━━ Listed entries ━━
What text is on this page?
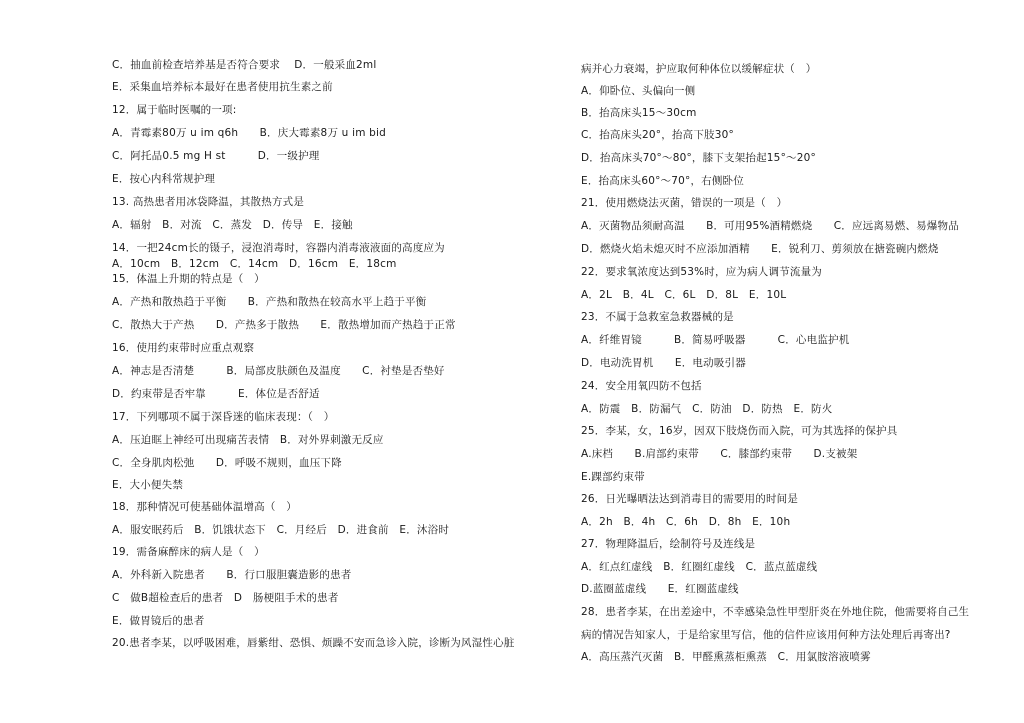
C．抽血前检查培养基是否符合要求　 D．一般采血2ml
E．采集血培养标本最好在患者使用抗生素之前
12．属于临时医嘱的一项:
A．青霉素80万 u im q6h　　B．庆大霉素8万 u im bid
C．阿托品0.5 mg H st　　　D．一级护理
E．按心内科常规护理
13. 高热患者用冰袋降温，其散热方式是
A．辐射　B．对流　C．蒸发　D．传导　E．接触
14．一把24cm长的镊子，浸泡消毒时，容器内消毒液液面的高度应为
A．10cm　B．12cm　C．14cm　D．16cm　E．18cm
15．体温上升期的特点是（　）
A．产热和散热趋于平衡　　B．产热和散热在较高水平上趋于平衡
C．散热大于产热　　D．产热多于散热　　E．散热增加而产热趋于正常
16．使用约束带时应重点观察
A．神志是否清楚　　　B．局部皮肤颜色及温度　　C．衬垫是否垫好
D．约束带是否牢靠　　　E．体位是否舒适
17．下列哪项不属于深昏迷的临床表现：（　）
A．压迫眶上神经可出现痛苦表情　B．对外界刺激无反应
C．全身肌肉松弛　　D．呼吸不规则，血压下降
E．大小便失禁
18．那种情况可使基础体温增高（　）
A．服安眠药后　B．饥饿状态下　C．月经后　D．进食前　E．沐浴时
19．需备麻醉床的病人是（　）
A．外科新入院患者　　B．行口服胆囊造影的患者
C　做B超检查后的患者　D　肠梗阻手术的患者
E．做胃镜后的患者
20.患者李某，以呼吸困难，唇紫绀、恐惧、烦躁不安而急诊入院，诊断为风湿性心脏
病并心力衰竭，护应取何种体位以缓解症状（　）
A．仰卧位、头偏向一侧
B．抬高床头15～30cm
C．抬高床头20°，抬高下肢30°
D．抬高床头70°～80°，膝下支架抬起15°～20°
E．抬高床头60°～70°，右侧卧位
21．使用燃烧法灭菌，错误的一项是（　）
A．灭菌物品须耐高温　　B．可用95%酒精燃烧　　C．应远离易燃、易爆物品
D．燃烧火焰未熄灭时不应添加酒精　　E．锐利刀、剪须放在搪瓷碗内燃烧
22．要求氧浓度达到53%时，应为病人调节流量为
A．2L　B．4L　C．6L　D．8L　E．10L
23．不属于急救室急救器械的是
A．纤维胃镜　　　B．简易呼吸器　　　C．心电监护机
D．电动洗胃机　　E．电动吸引器
24．安全用氧四防不包括
A．防震　B．防漏气　C．防油　D．防热　E．防火
25．李某，女，16岁，因双下肢烧伤而入院，可为其选择的保护具
A.床档　　B.肩部约束带　　C．膝部约束带　　D.支被架
E.踝部约束带
26．日光曝晒法达到消毒目的需要用的时间是
A．2h　B．4h　C．6h　D．8h　E．10h
27．物理降温后，绘制符号及连线是
A．红点红虚线　B．红圈红虚线　C．蓝点蓝虚线
D.蓝圈蓝虚线　　E．红圈蓝虚线
28．患者李某，在出差途中，不幸感染急性甲型肝炎在外地住院，他需要将自己生
病的情况告知家人，于是给家里写信，他的信件应该用何种方法处理后再寄出?
A．高压蒸汽灭菌　B．甲醛熏蒸柜熏蒸　C．用氯胺溶液喷雾
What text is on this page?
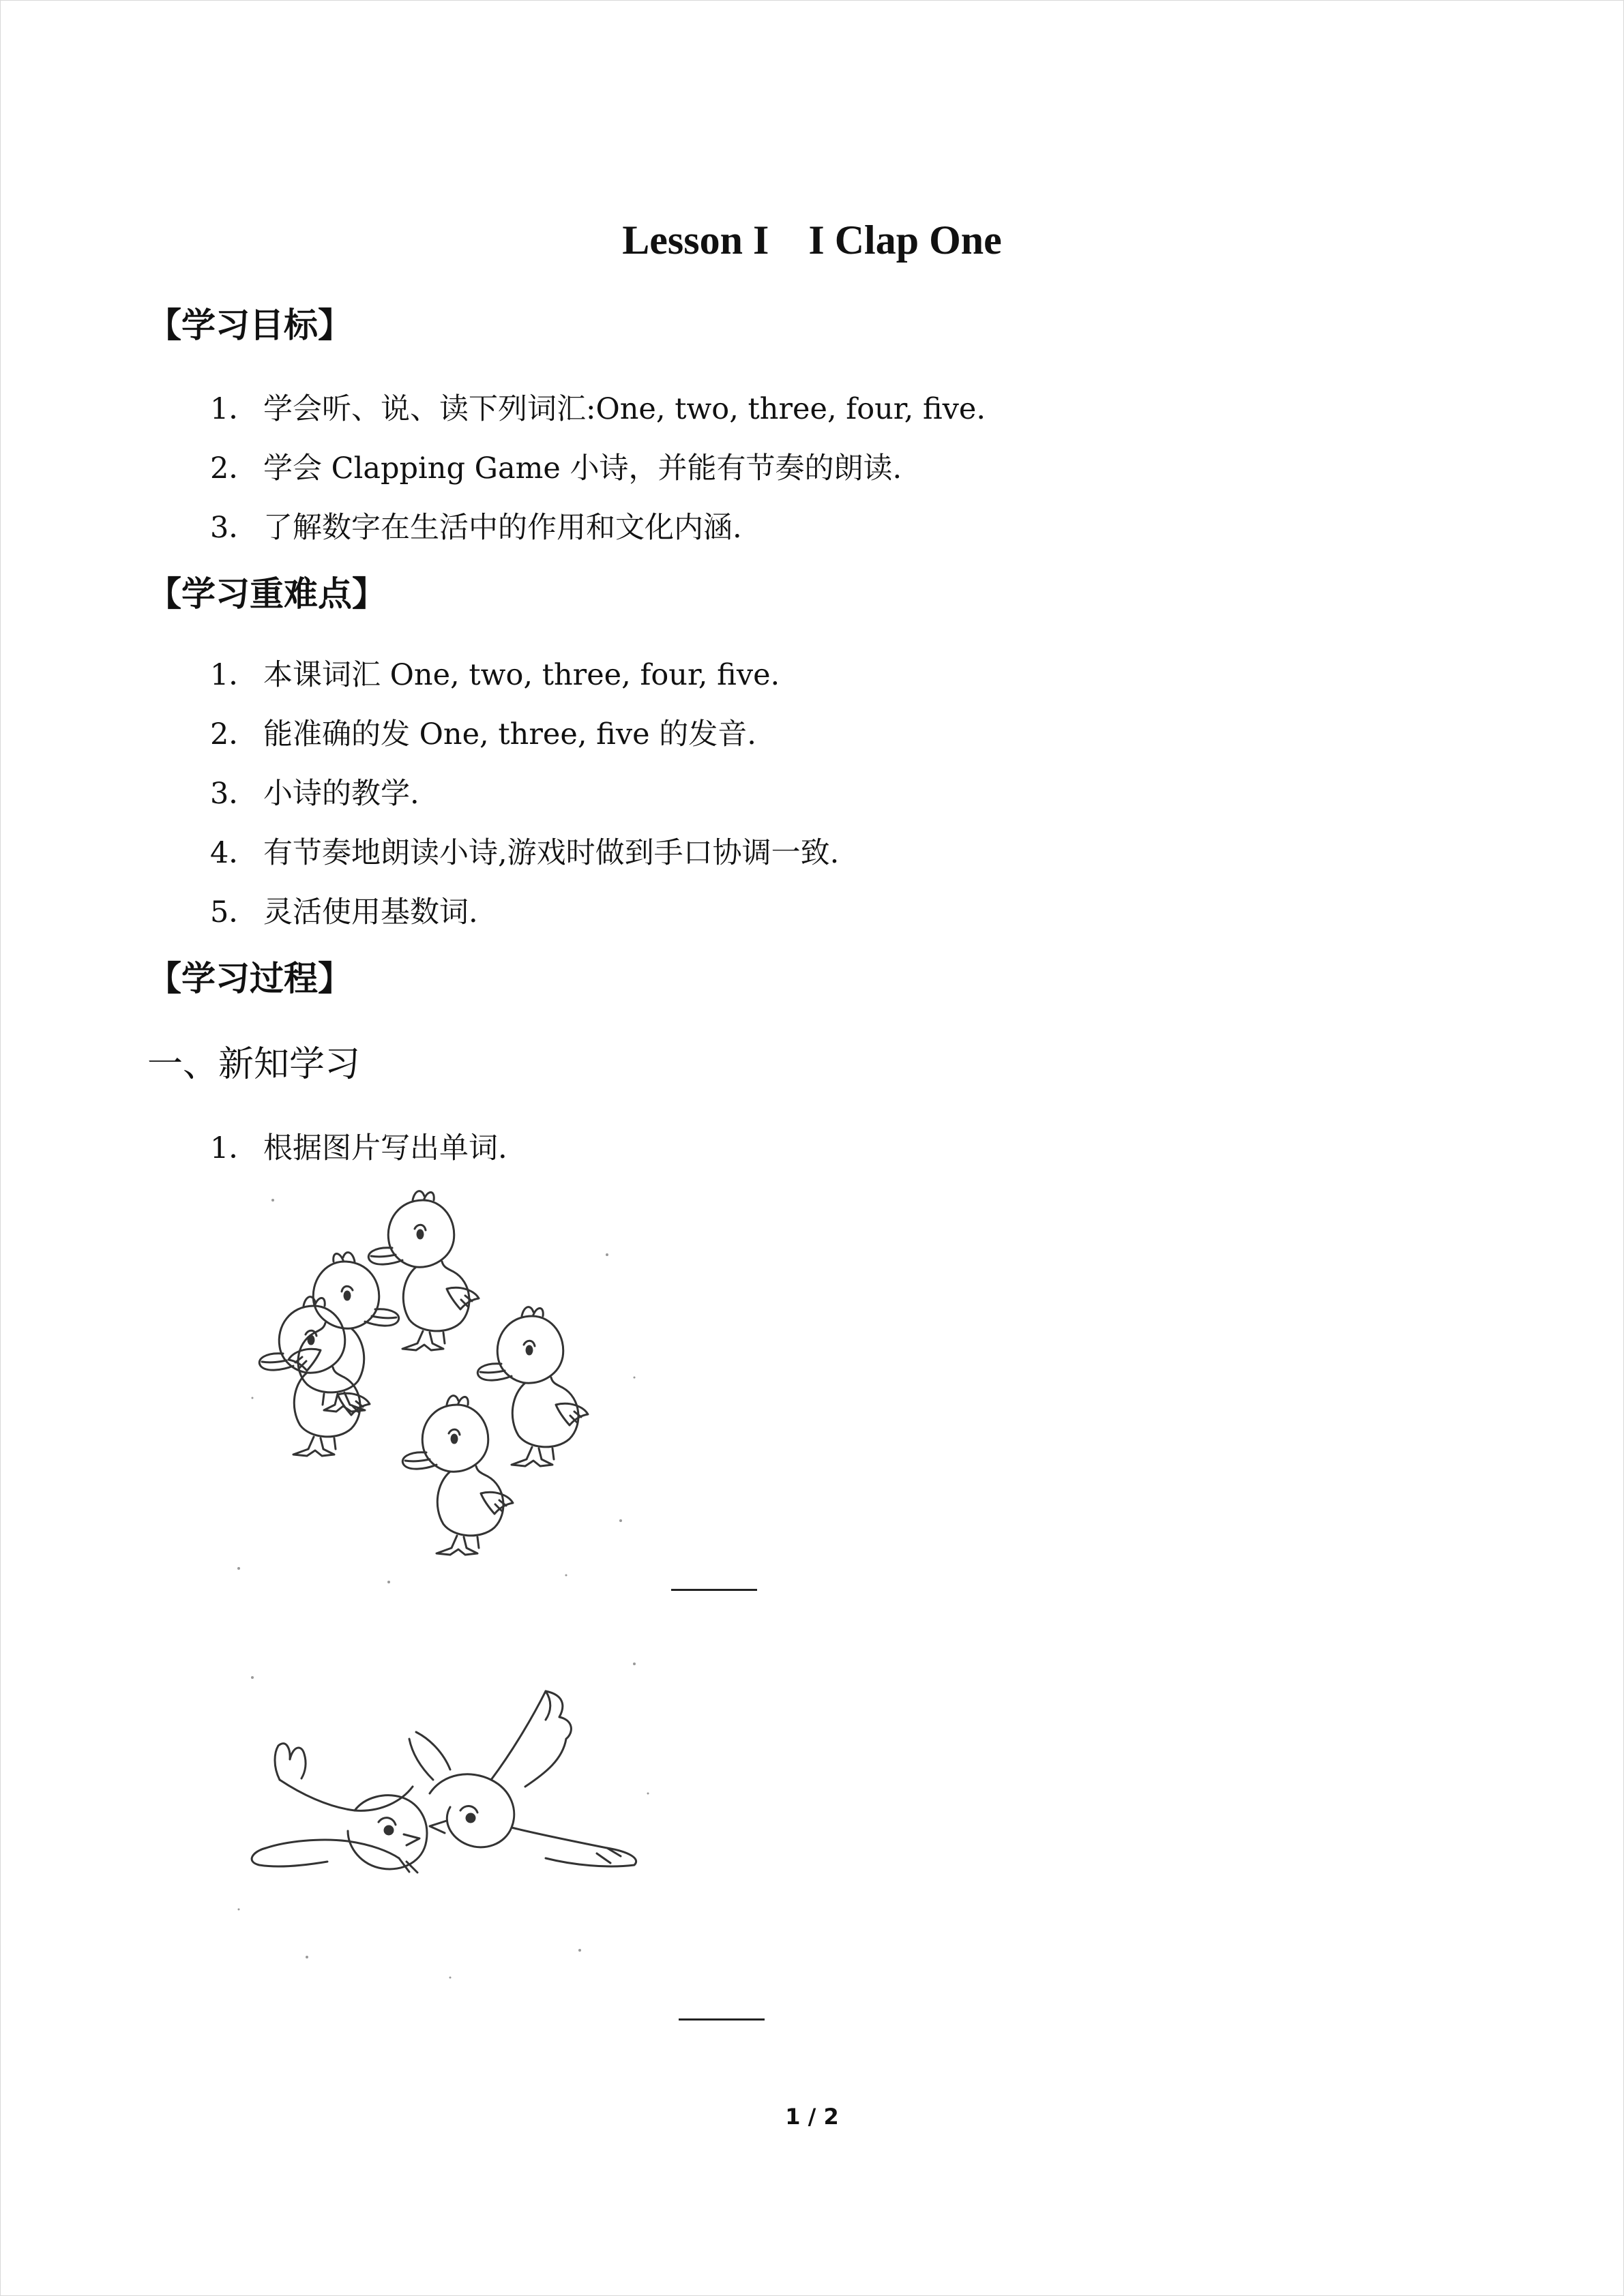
Lesson I I Clap One
【学习目标】
1． 学会听、说、读下列词汇:One, two, three, four, five.
2． 学会 Clapping Game 小诗，并能有节奏的朗读.
3． 了解数字在生活中的作用和文化内涵.
【学习重难点】
1． 本课词汇 One, two, three, four, five.
2． 能准确的发 One, three, five 的发音.
3． 小诗的教学.
4． 有节奏地朗读小诗,游戏时做到手口协调一致.
5． 灵活使用基数词.
【学习过程】
一、新知学习
1． 根据图片写出单词.
1 / 2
━━━
## Directions
The data above should be repeated exactly, minus any pictures.

## Response to this exercise
What text is on this page?
C．抽血前检查培养基是否符合要求　 D．一般采血2ml
E．采集血培养标本最好在患者使用抗生素之前
12．属于临时医嘱的一项:
A．青霉素80万 u im q6h　　B．庆大霉素8万 u im bid
C．阿托品0.5 mg H st　　　D．一级护理
E．按心内科常规护理
13. 高热患者用冰袋降温，其散热方式是
A．辐射　B．对流　C．蒸发　D．传导　E．接触
14．一把24cm长的镊子，浸泡消毒时，容器内消毒液液面的高度应为
A．10cm　B．12cm　C．14cm　D．16cm　E．18cm
15．体温上升期的特点是（　）
A．产热和散热趋于平衡　　B．产热和散热在较高水平上趋于平衡
C．散热大于产热　　D．产热多于散热　　E．散热增加而产热趋于正常
16．使用约束带时应重点观察
A．神志是否清楚　　　B．局部皮肤颜色及温度　　C．衬垫是否垫好
D．约束带是否牢靠　　　E．体位是否舒适
17．下列哪项不属于深昏迷的临床表现：（　）
A．压迫眶上神经可出现痛苦表情　B．对外界刺激无反应
C．全身肌肉松弛　　D．呼吸不规则，血压下降
E．大小便失禁
18．那种情况可使基础体温增高（　）
A．服安眠药后　B．饥饿状态下　C．月经后　D．进食前　E．沐浴时
19．需备麻醉床的病人是（　）
A．外科新入院患者　　B．行口服胆囊造影的患者
C　做B超检查后的患者　D　肠梗阻手术的患者
E．做胃镜后的患者
20.患者李某，以呼吸困难，唇紫绀、恐惧、烦躁不安而急诊入院，诊断为风湿性心脏
病并心力衰竭，护应取何种体位以缓解症状（　）
A．仰卧位、头偏向一侧
B．抬高床头15～30cm
C．抬高床头20°，抬高下肢30°
D．抬高床头70°～80°，膝下支架抬起15°～20°
E．抬高床头60°～70°，右侧卧位
21．使用燃烧法灭菌，错误的一项是（　）
A．灭菌物品须耐高温　　B．可用95%酒精燃烧　　C．应远离易燃、易爆物品
D．燃烧火焰未熄灭时不应添加酒精　　E．锐利刀、剪须放在搪瓷碗内燃烧
22．要求氧浓度达到53%时，应为病人调节流量为
A．2L　B．4L　C．6L　D．8L　E．10L
23．不属于急救室急救器械的是
A．纤维胃镜　　　B．简易呼吸器　　　C．心电监护机
D．电动洗胃机　　E．电动吸引器
24．安全用氧四防不包括
A．防震　B．防漏气　C．防油　D．防热　E．防火
25．李某，女，16岁，因双下肢烧伤而入院，可为其选择的保护具
A.床档　　B.肩部约束带　　C．膝部约束带　　D.支被架
E.踝部约束带
26．日光曝晒法达到消毒目的需要用的时间是
A．2h　B．4h　C．6h　D．8h　E．10h
27．物理降温后，绘制符号及连线是
A．红点红虚线　B．红圈红虚线　C．蓝点蓝虚线
D.蓝圈蓝虚线　　E．红圈蓝虚线
28．患者李某，在出差途中，不幸感染急性甲型肝炎在外地住院，他需要将自己生
病的情况告知家人，于是给家里写信，他的信件应该用何种方法处理后再寄出?
A．高压蒸汽灭菌　B．甲醛熏蒸柜熏蒸　C．用氯胺溶液喷雾
What text is on this page?
Lesson I I Clap One
【学习目标】
1． 学会听、说、读下列词汇:One, two, three, four, five.
2． 学会 Clapping Game 小诗，并能有节奏的朗读.
3． 了解数字在生活中的作用和文化内涵.
【学习重难点】
1． 本课词汇 One, two, three, four, five.
2． 能准确的发 One, three, five 的发音.
3． 小诗的教学.
4． 有节奏地朗读小诗,游戏时做到手口协调一致.
5． 灵活使用基数词.
【学习过程】
一、新知学习
1． 根据图片写出单词.
1 / 2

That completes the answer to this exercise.